— Start of Provided records —

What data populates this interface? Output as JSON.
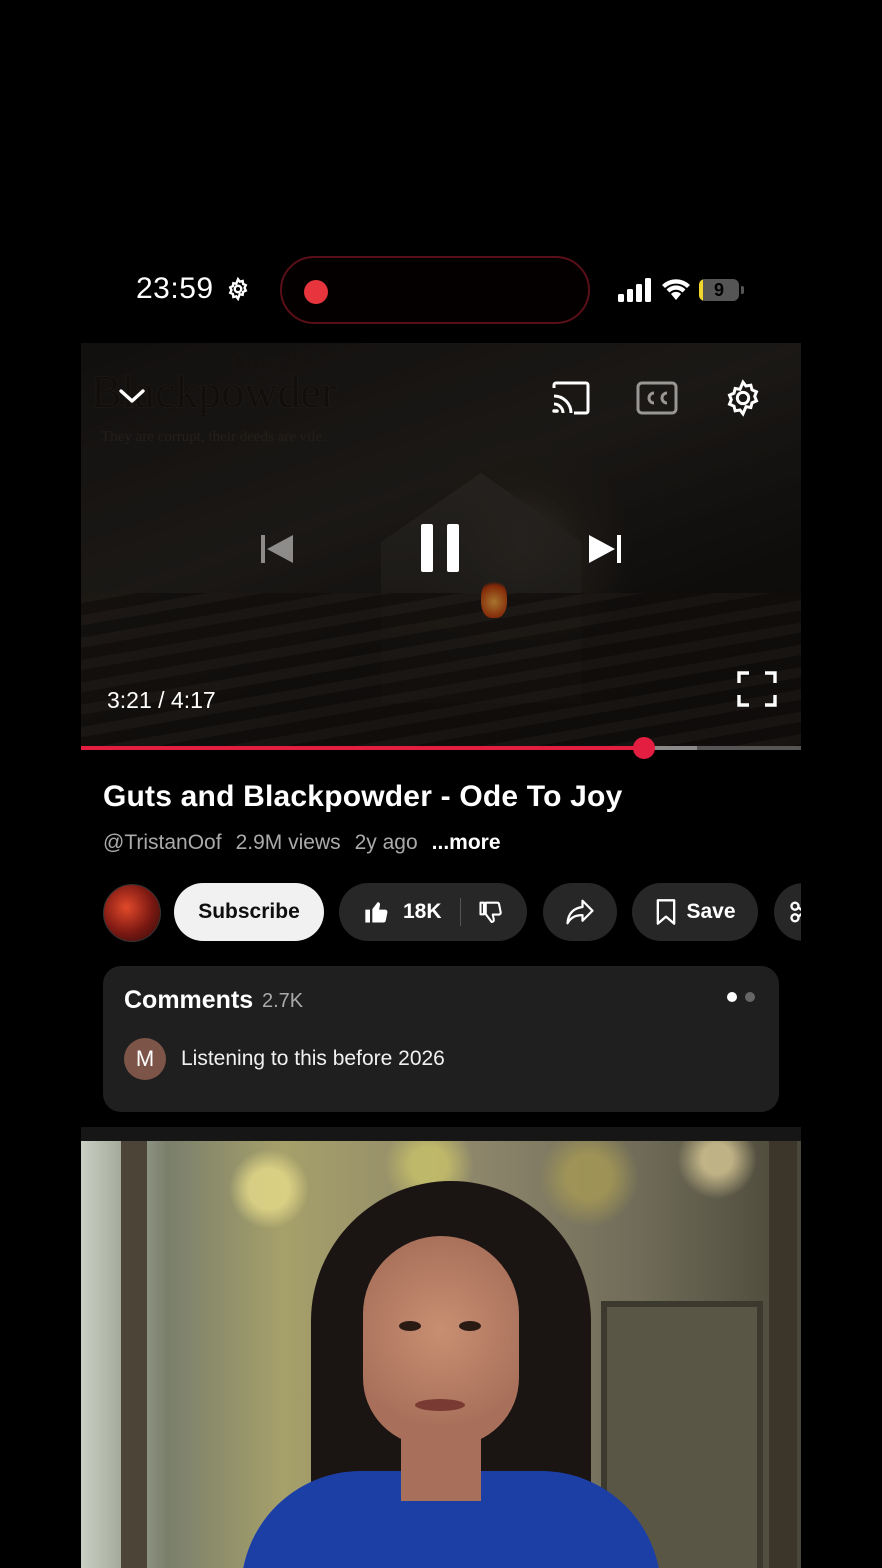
{
  "status_bar": {
    "time": "23:59",
    "battery_level": "9",
    "battery_fraction": 0.09,
    "icons": [
      "gear-icon",
      "record-dot-icon",
      "signal-icon",
      "wifi-icon",
      "battery-icon"
    ]
  },
  "player": {
    "watermark_title": "Blackpowder",
    "watermark_small": "Guts &",
    "watermark_tagline": "They are corrupt, their deeds are vile.",
    "time_display": "3:21 / 4:17",
    "progress_fraction": 0.782,
    "buffered_fraction": 0.856,
    "accent_color": "#e41e40",
    "icons": [
      "chevron-down-icon",
      "cast-icon",
      "cc-icon",
      "settings-icon",
      "skip-previous-icon",
      "pause-icon",
      "skip-next-icon",
      "fullscreen-icon"
    ]
  },
  "video": {
    "title": "Guts and Blackpowder - Ode To Joy",
    "channel": "@TristanOof",
    "views": "2.9M views",
    "age": "2y ago",
    "more_label": "...more"
  },
  "actions": {
    "subscribe_label": "Subscribe",
    "like_count": "18K",
    "save_label": "Save"
  },
  "comments": {
    "heading": "Comments",
    "count": "2.7K",
    "top_comment": {
      "avatar_letter": "M",
      "text": "Listening to this before 2026"
    }
  }
}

— End of Provided records —

● **What you should do**: In the entries above, find the lines containing the word "Blackpowder" and say how many there are, with no other words.

● **In response**: 2